Exercise aim => Extract every line that contains the word "Negara".

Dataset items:
========

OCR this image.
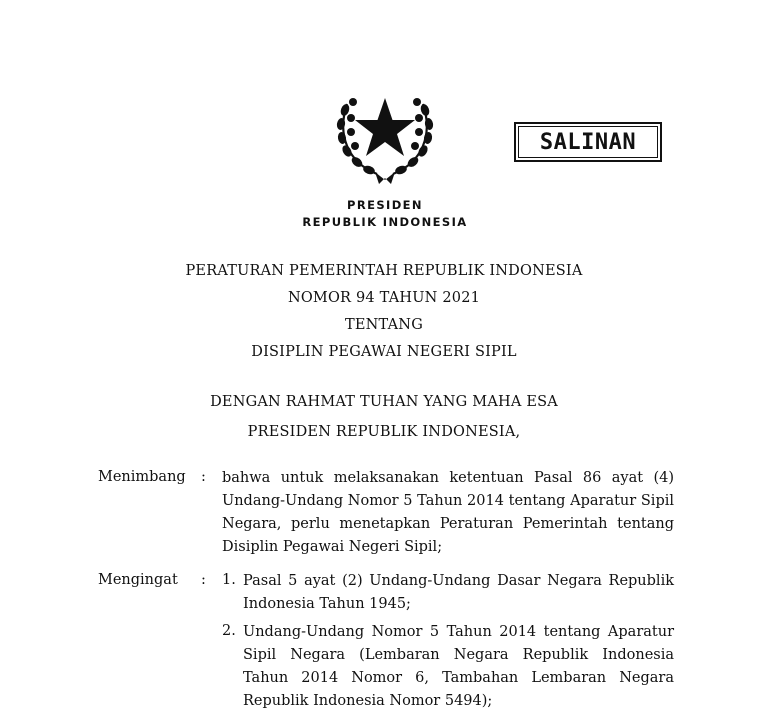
SALINAN
PRESIDEN
REPUBLIK INDONESIA
PERATURAN PEMERINTAH REPUBLIK INDONESIA
NOMOR 94 TAHUN 2021
TENTANG
DISIPLIN PEGAWAI NEGERI SIPIL
DENGAN RAHMAT TUHAN YANG MAHA ESA
PRESIDEN REPUBLIK INDONESIA,
Menimbang : bahwa untuk melaksanakan ketentuan Pasal 86 ayat (4) Undang-Undang Nomor 5 Tahun 2014 tentang Aparatur Sipil Negara, perlu menetapkan Peraturan Pemerintah tentang Disiplin Pegawai Negeri Sipil;
Mengingat : 1. Pasal 5 ayat (2) Undang-Undang Dasar Negara Republik Indonesia Tahun 1945;
2. Undang-Undang Nomor 5 Tahun 2014 tentang Aparatur Sipil Negara (Lembaran Negara Republik Indonesia Tahun 2014 Nomor 6, Tambahan Lembaran Negara Republik Indonesia Nomor 5494);
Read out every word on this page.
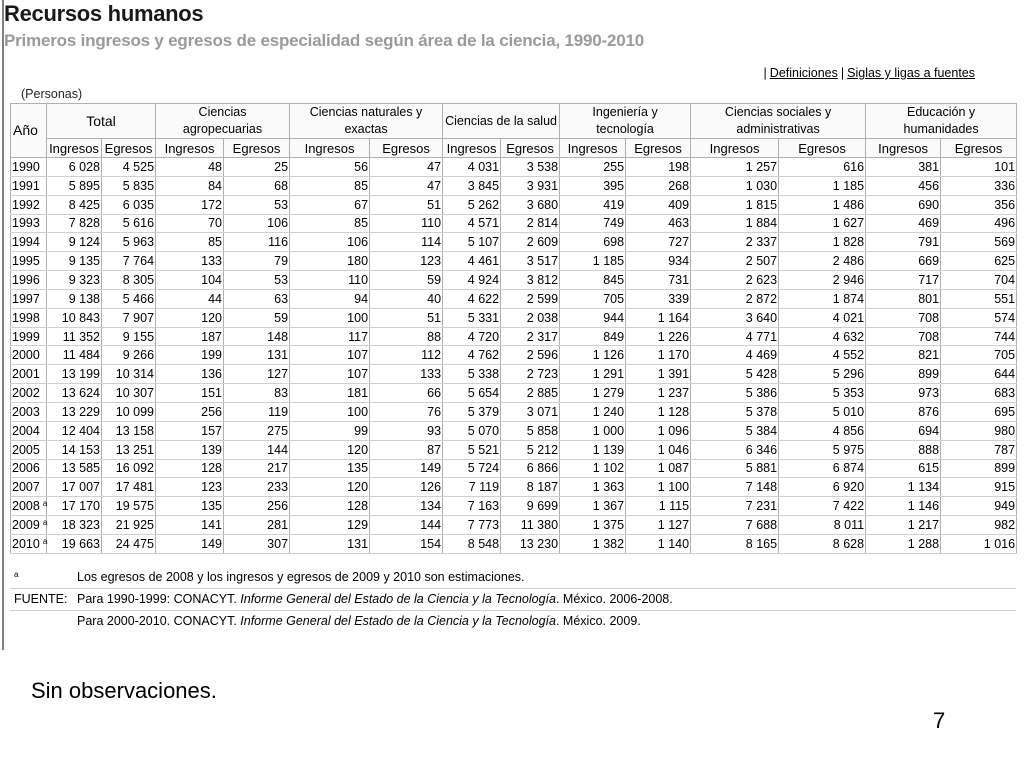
Recursos humanos
Primeros ingresos y egresos de especialidad según área de la ciencia, 1990-2010
| Definiciones | Siglas y ligas a fuentes
(Personas)
Año	Total		Ciencias agropecuarias		Ciencias naturales y exactas		Ciencias de la salud		Ingeniería y tecnología		Ciencias sociales y administrativas		Educación y humanidades	
	Ingresos	Egresos	Ingresos	Egresos	Ingresos	Egresos	Ingresos	Egresos	Ingresos	Egresos	Ingresos	Egresos	Ingresos	Egresos
1990	6 028	4 525	48	25	56	47	4 031	3 538	255	198	1 257	616	381	101
1991	5 895	5 835	84	68	85	47	3 845	3 931	395	268	1 030	1 185	456	336
1992	8 425	6 035	172	53	67	51	5 262	3 680	419	409	1 815	1 486	690	356
1993	7 828	5 616	70	106	85	110	4 571	2 814	749	463	1 884	1 627	469	496
1994	9 124	5 963	85	116	106	114	5 107	2 609	698	727	2 337	1 828	791	569
1995	9 135	7 764	133	79	180	123	4 461	3 517	1 185	934	2 507	2 486	669	625
1996	9 323	8 305	104	53	110	59	4 924	3 812	845	731	2 623	2 946	717	704
1997	9 138	5 466	44	63	94	40	4 622	2 599	705	339	2 872	1 874	801	551
1998	10 843	7 907	120	59	100	51	5 331	2 038	944	1 164	3 640	4 021	708	574
1999	11 352	9 155	187	148	117	88	4 720	2 317	849	1 226	4 771	4 632	708	744
2000	11 484	9 266	199	131	107	112	4 762	2 596	1 126	1 170	4 469	4 552	821	705
2001	13 199	10 314	136	127	107	133	5 338	2 723	1 291	1 391	5 428	5 296	899	644
2002	13 624	10 307	151	83	181	66	5 654	2 885	1 279	1 237	5 386	5 353	973	683
2003	13 229	10 099	256	119	100	76	5 379	3 071	1 240	1 128	5 378	5 010	876	695
2004	12 404	13 158	157	275	99	93	5 070	5 858	1 000	1 096	5 384	4 856	694	980
2005	14 153	13 251	139	144	120	87	5 521	5 212	1 139	1 046	6 346	5 975	888	787
2006	13 585	16 092	128	217	135	149	5 724	6 866	1 102	1 087	5 881	6 874	615	899
2007	17 007	17 481	123	233	120	126	7 119	8 187	1 363	1 100	7 148	6 920	1 134	915
2008 $^a$	17 170	19 575	135	256	128	134	7 163	9 699	1 367	1 115	7 231	7 422	1 146	949
2009 $^a$	18 323	21 925	141	281	129	144	7 773	11 380	1 375	1 127	7 688	8 011	1 217	982
2010 $^a$	19 663	24 475	149	307	131	154	8 548	13 230	1 382	1 140	8 165	8 628	1 288	1 016
$^a$	Los egresos de 2008 y los ingresos y egresos de 2009 y 2010 son estimaciones.
FUENTE:	Para 1990-1999: CONACYT. Informe General del Estado de la Ciencia y la Tecnología. México. 2006-2008.
	Para 2000-2010. CONACYT. Informe General del Estado de la Ciencia y la Tecnología. México. 2009.
Sin observaciones.
7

========

Result of the task =>
Menimbang : bahwa untuk melaksanakan ketentuan Pasal 86 ayat (4) Undang-Undang Nomor 5 Tahun 2014 tentang Aparatur Sipil Negara, perlu menetapkan Peraturan Pemerintah tentang Disiplin Pegawai Negeri Sipil;
Mengingat : 1. Pasal 5 ayat (2) Undang-Undang Dasar Negara Republik Indonesia Tahun 1945;
2. Undang-Undang Nomor 5 Tahun 2014 tentang Aparatur Sipil Negara (Lembaran Negara Republik Indonesia Tahun 2014 Nomor 6, Tambahan Lembaran Negara Republik Indonesia Nomor 5494);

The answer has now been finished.